* Stated exercise:
Copy each line exactly. Drop every picture.

* Stored records:
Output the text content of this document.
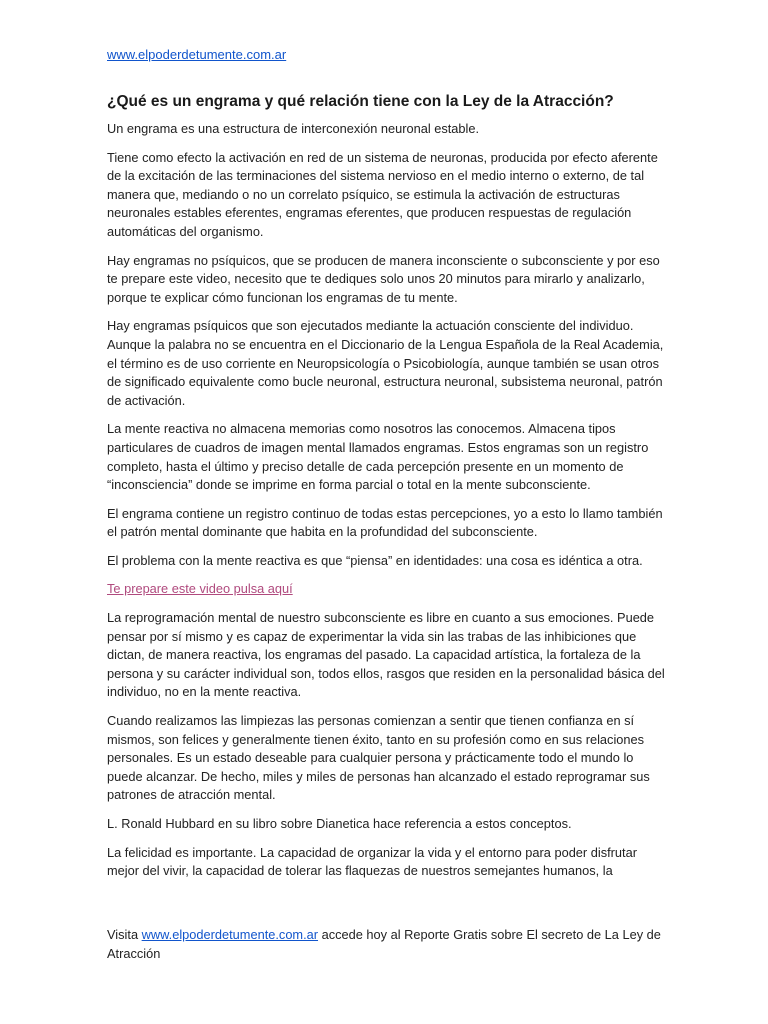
www.elpoderdetumente.com.ar
¿Qué es un engrama y qué relación tiene con la Ley de la Atracción?

Un engrama es una estructura de interconexión neuronal estable.

Tiene como efecto la activación en red de un sistema de neuronas, producida por efecto aferente de la excitación de las terminaciones del sistema nervioso en el medio interno o externo, de tal manera que, mediando o no un correlato psíquico, se estimula la activación de estructuras neuronales estables eferentes, engramas eferentes, que producen respuestas de regulación automáticas del organismo.

Hay engramas no psíquicos, que se producen de manera inconsciente o subconsciente y por eso te prepare este video, necesito que te dediques solo unos 20 minutos para mirarlo y analizarlo, porque te explicar cómo funcionan los engramas de tu mente.

Hay engramas psíquicos que son ejecutados mediante la actuación consciente del individuo. Aunque la palabra no se encuentra en el Diccionario de la Lengua Española de la Real Academia, el término es de uso corriente en Neuropsicología o Psicobiología, aunque también se usan otros de significado equivalente como bucle neuronal, estructura neuronal, subsistema neuronal, patrón de activación.

La mente reactiva no almacena memorias como nosotros las conocemos. Almacena tipos particulares de cuadros de imagen mental llamados engramas. Estos engramas son un registro completo, hasta el último y preciso detalle de cada percepción presente en un momento de “inconsciencia” donde se imprime en forma parcial o total en la mente subconsciente.

El engrama contiene un registro continuo de todas estas percepciones, yo a esto lo llamo también el patrón mental dominante que habita en la profundidad del subconsciente.

El problema con la mente reactiva es que “piensa” en identidades: una cosa es idéntica a otra.

Te prepare este video pulsa aquí

La reprogramación mental de nuestro subconsciente es libre en cuanto a sus emociones. Puede pensar por sí mismo y es capaz de experimentar la vida sin las trabas de las inhibiciones que dictan, de manera reactiva, los engramas del pasado. La capacidad artística, la fortaleza de la persona y su carácter individual son, todos ellos, rasgos que residen en la personalidad básica del individuo, no en la mente reactiva.

Cuando realizamos las limpiezas las personas comienzan a sentir que tienen confianza en sí mismos, son felices y generalmente tienen éxito, tanto en su profesión como en sus relaciones personales. Es un estado deseable para cualquier persona y prácticamente todo el mundo lo puede alcanzar. De hecho, miles y miles de personas han alcanzado el estado reprogramar sus patrones de atracción mental.

L. Ronald Hubbard en su libro sobre Dianetica hace referencia a estos conceptos.

La felicidad es importante. La capacidad de organizar la vida y el entorno para poder disfrutar mejor del vivir, la capacidad de tolerar las flaquezas de nuestros semejantes humanos, la

Visita www.elpoderdetumente.com.ar accede hoy al Reporte Gratis sobre El secreto de La Ley de Atracción
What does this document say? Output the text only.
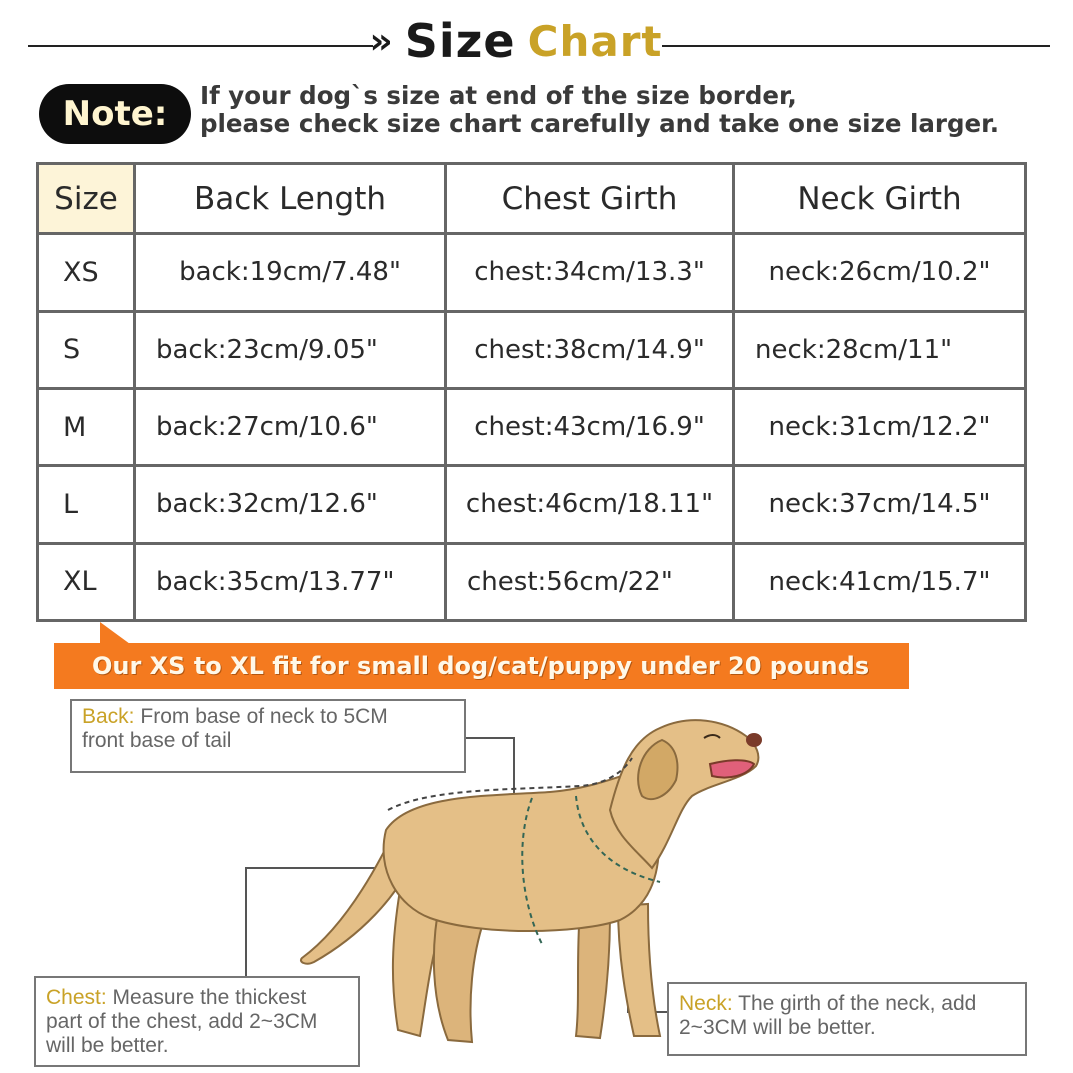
» Size Chart
Note:	If your dog`s size at end of the size border,
please check size chart carefully and take one size larger.
Size	Back Length	Chest Girth	Neck Girth
XS	back:19cm/7.48"	chest:34cm/13.3"	neck:26cm/10.2"
S	back:23cm/9.05"	chest:38cm/14.9"	neck:28cm/11"
M	back:27cm/10.6"	chest:43cm/16.9"	neck:31cm/12.2"
L	back:32cm/12.6"	chest:46cm/18.11"	neck:37cm/14.5"
XL	back:35cm/13.77"	chest:56cm/22"	neck:41cm/15.7"
Our XS to XL fit for small dog/cat/puppy under 20 pounds
Back: From base of neck to 5CM
front base of tail
Chest: Measure the thickest
part of the chest, add 2~3CM
will be better.
Neck: The girth of the neck, add
2~3CM will be better.
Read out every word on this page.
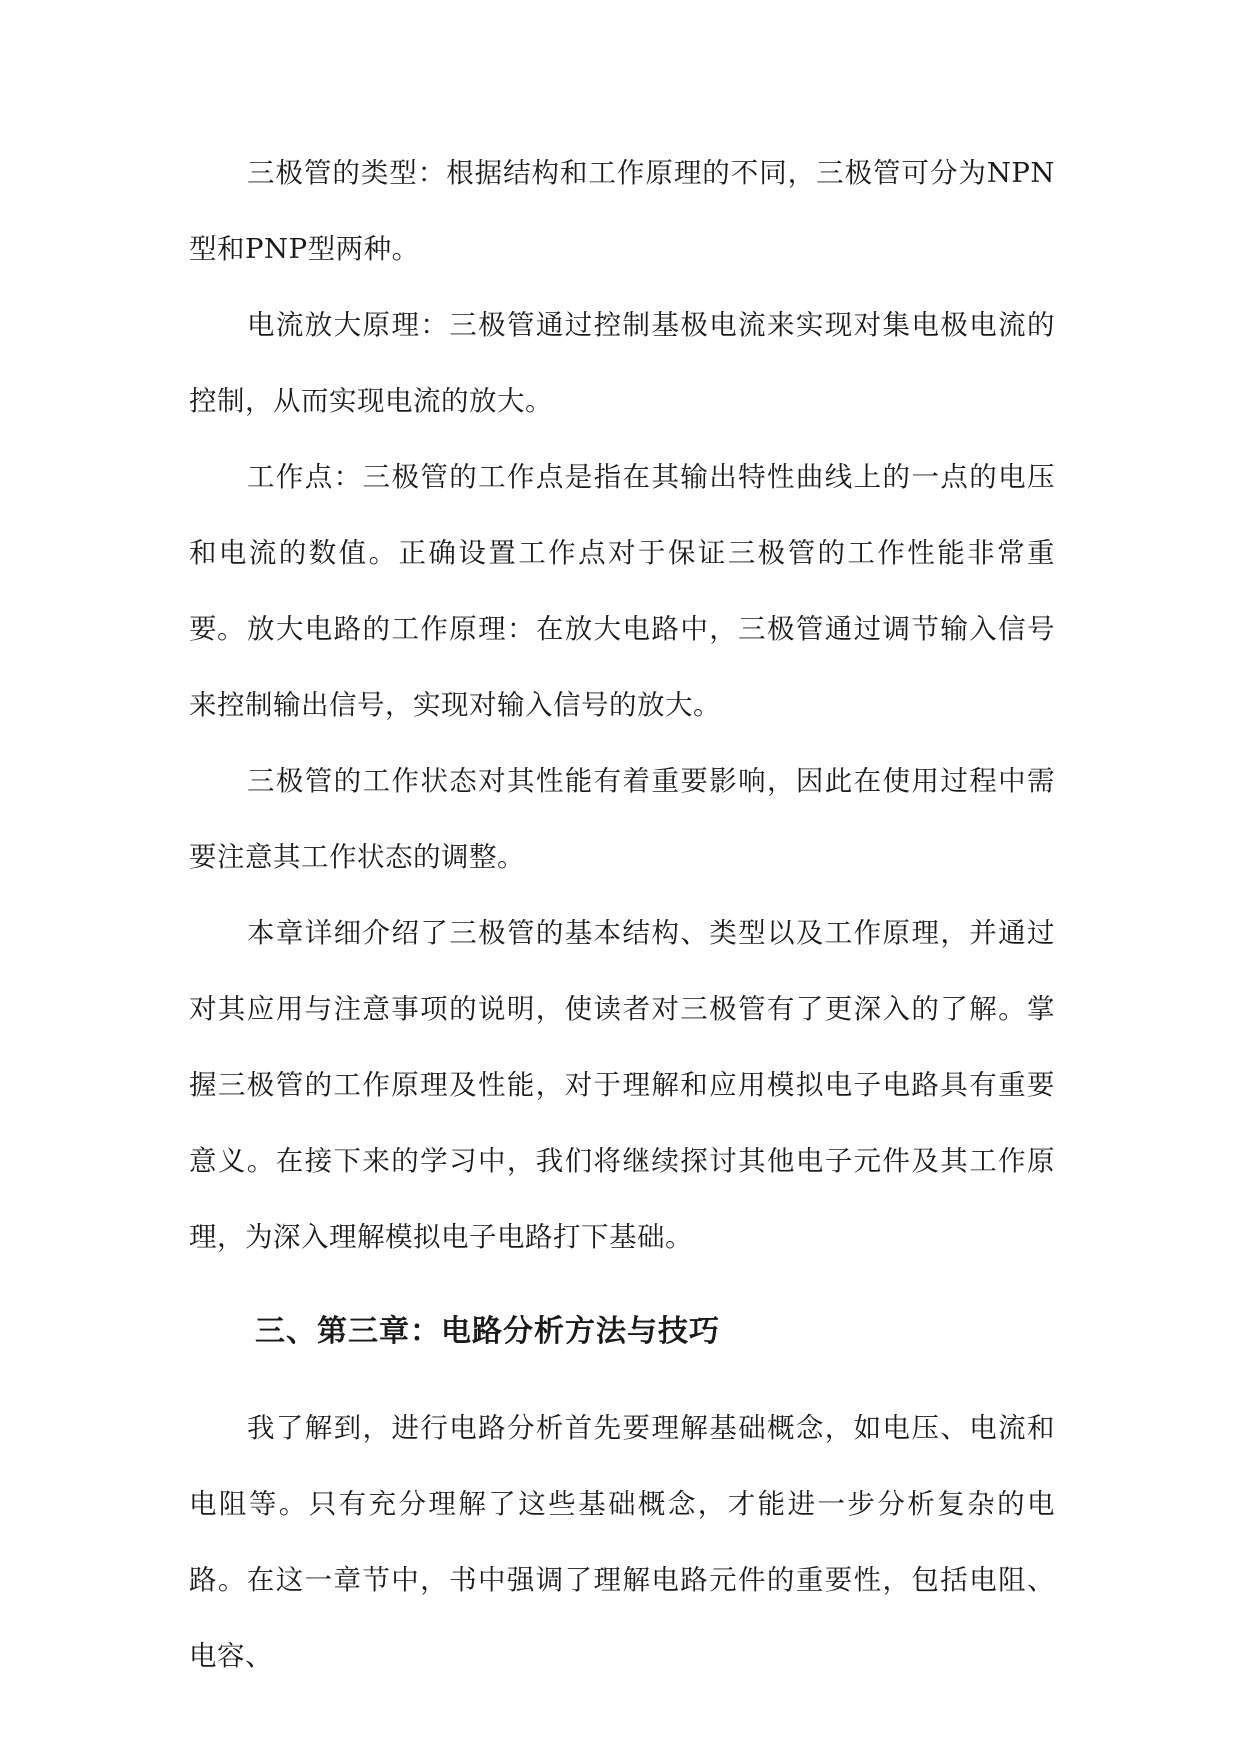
三极管的类型：根据结构和工作原理的不同，三极管可分为NPN型和PNP型两种。

电流放大原理：三极管通过控制基极电流来实现对集电极电流的控制，从而实现电流的放大。

工作点：三极管的工作点是指在其输出特性曲线上的一点的电压和电流的数值。正确设置工作点对于保证三极管的工作性能非常重要。 放大电路的工作原理：在放大电路中，三极管通过调节输入信号来控制输出信号，实现对输入信号的放大。

三极管的工作状态对其性能有着重要影响，因此在使用过程中需要注意其工作状态的调整。

本章详细介绍了三极管的基本结构、类型以及工作原理，并通过对其应用与注意事项的说明，使读者对三极管有了更深入的了解。掌握三极管的工作原理及性能，对于理解和应用模拟电子电路具有重要意义。在接下来的学习中，我们将继续探讨其他电子元件及其工作原理，为深入理解模拟电子电路打下基础。

三、第三章：电路分析方法与技巧

我了解到，进行电路分析首先要理解基础概念，如电压、电流和电阻等。只有充分理解了这些基础概念，才能进一步分析复杂的电路。在这一章节中，书中强调了理解电路元件的重要性，包括电阻、电容、
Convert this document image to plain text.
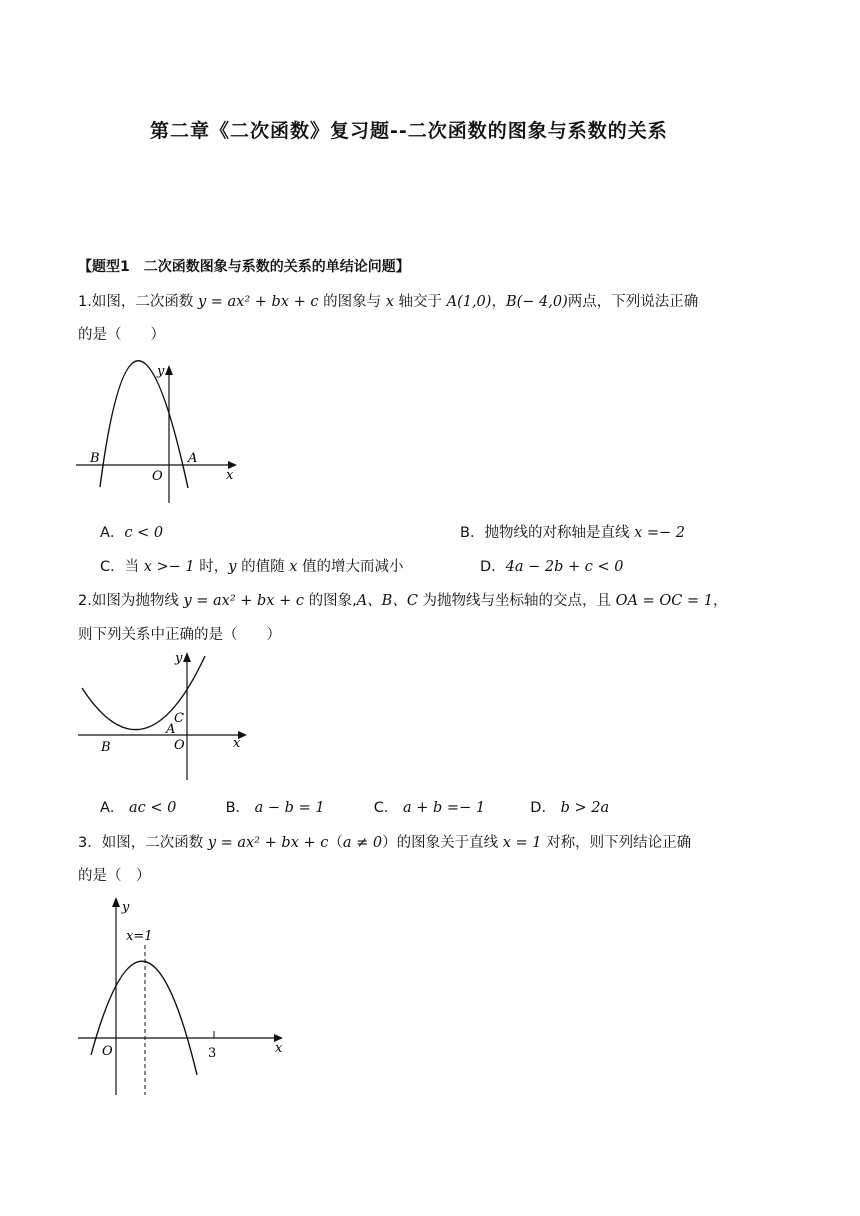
第二章《二次函数》复习题--二次函数的图象与系数的关系
【题型1　二次函数图象与系数的关系的单结论问题】
1.如图，二次函数 y = ax² + bx + c 的图象与 x 轴交于 A(1,0)，B(− 4,0)两点，下列说法正确
的是（　　）
y
x
B	A
O
A．c < 0	B．抛物线的对称轴是直线 x =− 2
C．当 x >− 1 时，y 的值随 x 值的增大而减小	D．4a − 2b + c < 0
2.如图为抛物线 y = ax² + bx + c 的图象,A、B、C 为抛物线与坐标轴的交点，且 OA = OC = 1，
则下列关系中正确的是（　　）
y
x
B
A
C
O
A． ac < 0	B． a − b = 1	C． a + b =− 1	D． b > 2a
3．如图，二次函数 y = ax² + bx + c（a ≠ 0）的图象关于直线 x = 1 对称，则下列结论正确
的是（　）
y
x
O	3
x=1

* Correct result:
Output the text content of this document.
www.elpoderdetumente.com.ar
¿Qué es un engrama y qué relación tiene con la Ley de la Atracción?

Un engrama es una estructura de interconexión neuronal estable.

Tiene como efecto la activación en red de un sistema de neuronas, producida por efecto aferente de la excitación de las terminaciones del sistema nervioso en el medio interno o externo, de tal manera que, mediando o no un correlato psíquico, se estimula la activación de estructuras neuronales estables eferentes, engramas eferentes, que producen respuestas de regulación automáticas del organismo.

Hay engramas no psíquicos, que se producen de manera inconsciente o subconsciente y por eso te prepare este video, necesito que te dediques solo unos 20 minutos para mirarlo y analizarlo, porque te explicar cómo funcionan los engramas de tu mente.

Hay engramas psíquicos que son ejecutados mediante la actuación consciente del individuo. Aunque la palabra no se encuentra en el Diccionario de la Lengua Española de la Real Academia, el término es de uso corriente en Neuropsicología o Psicobiología, aunque también se usan otros de significado equivalente como bucle neuronal, estructura neuronal, subsistema neuronal, patrón de activación.

La mente reactiva no almacena memorias como nosotros las conocemos. Almacena tipos particulares de cuadros de imagen mental llamados engramas. Estos engramas son un registro completo, hasta el último y preciso detalle de cada percepción presente en un momento de “inconsciencia” donde se imprime en forma parcial o total en la mente subconsciente.

El engrama contiene un registro continuo de todas estas percepciones, yo a esto lo llamo también el patrón mental dominante que habita en la profundidad del subconsciente.

El problema con la mente reactiva es que “piensa” en identidades: una cosa es idéntica a otra.

Te prepare este video pulsa aquí

La reprogramación mental de nuestro subconsciente es libre en cuanto a sus emociones. Puede pensar por sí mismo y es capaz de experimentar la vida sin las trabas de las inhibiciones que dictan, de manera reactiva, los engramas del pasado. La capacidad artística, la fortaleza de la persona y su carácter individual son, todos ellos, rasgos que residen en la personalidad básica del individuo, no en la mente reactiva.

Cuando realizamos las limpiezas las personas comienzan a sentir que tienen confianza en sí mismos, son felices y generalmente tienen éxito, tanto en su profesión como en sus relaciones personales. Es un estado deseable para cualquier persona y prácticamente todo el mundo lo puede alcanzar. De hecho, miles y miles de personas han alcanzado el estado reprogramar sus patrones de atracción mental.

L. Ronald Hubbard en su libro sobre Dianetica hace referencia a estos conceptos.

La felicidad es importante. La capacidad de organizar la vida y el entorno para poder disfrutar mejor del vivir, la capacidad de tolerar las flaquezas de nuestros semejantes humanos, la

Visita www.elpoderdetumente.com.ar accede hoy al Reporte Gratis sobre El secreto de La Ley de Atracción
What does this document say? Output the text only.
» Size Chart
Note:	If your dog`s size at end of the size border,
please check size chart carefully and take one size larger.
Size	Back Length	Chest Girth	Neck Girth
XS	back:19cm/7.48"	chest:34cm/13.3"	neck:26cm/10.2"
S	back:23cm/9.05"	chest:38cm/14.9"	neck:28cm/11"
M	back:27cm/10.6"	chest:43cm/16.9"	neck:31cm/12.2"
L	back:32cm/12.6"	chest:46cm/18.11"	neck:37cm/14.5"
XL	back:35cm/13.77"	chest:56cm/22"	neck:41cm/15.7"
Our XS to XL fit for small dog/cat/puppy under 20 pounds
Back: From base of neck to 5CM
front base of tail
Chest: Measure the thickest
part of the chest, add 2~3CM
will be better.
Neck: The girth of the neck, add
2~3CM will be better.
Read out every word on this page.
三极管的类型：根据结构和工作原理的不同，三极管可分为NPN型和PNP型两种。

电流放大原理：三极管通过控制基极电流来实现对集电极电流的控制，从而实现电流的放大。

工作点：三极管的工作点是指在其输出特性曲线上的一点的电压和电流的数值。正确设置工作点对于保证三极管的工作性能非常重要。 放大电路的工作原理：在放大电路中，三极管通过调节输入信号来控制输出信号，实现对输入信号的放大。

三极管的工作状态对其性能有着重要影响，因此在使用过程中需要注意其工作状态的调整。

本章详细介绍了三极管的基本结构、类型以及工作原理，并通过对其应用与注意事项的说明，使读者对三极管有了更深入的了解。掌握三极管的工作原理及性能，对于理解和应用模拟电子电路具有重要意义。在接下来的学习中，我们将继续探讨其他电子元件及其工作原理，为深入理解模拟电子电路打下基础。

三、第三章：电路分析方法与技巧

我了解到，进行电路分析首先要理解基础概念，如电压、电流和电阻等。只有充分理解了这些基础概念，才能进一步分析复杂的电路。在这一章节中，书中强调了理解电路元件的重要性，包括电阻、电容、
Convert this document image to plain text.
第二章《二次函数》复习题--二次函数的图象与系数的关系
【题型1　二次函数图象与系数的关系的单结论问题】
1.如图，二次函数 y = ax² + bx + c 的图象与 x 轴交于 A(1,0)，B(− 4,0)两点，下列说法正确
的是（　　）
y
x
B	A
O
A．c < 0	B．抛物线的对称轴是直线 x =− 2
C．当 x >− 1 时，y 的值随 x 值的增大而减小	D．4a − 2b + c < 0
2.如图为抛物线 y = ax² + bx + c 的图象,A、B、C 为抛物线与坐标轴的交点，且 OA = OC = 1，
则下列关系中正确的是（　　）
y
x
B
A
C
O
A． ac < 0	B． a − b = 1	C． a + b =− 1	D． b > 2a
3．如图，二次函数 y = ax² + bx + c（a ≠ 0）的图象关于直线 x = 1 对称，则下列结论正确
的是（　）
y
x
O	3
x=1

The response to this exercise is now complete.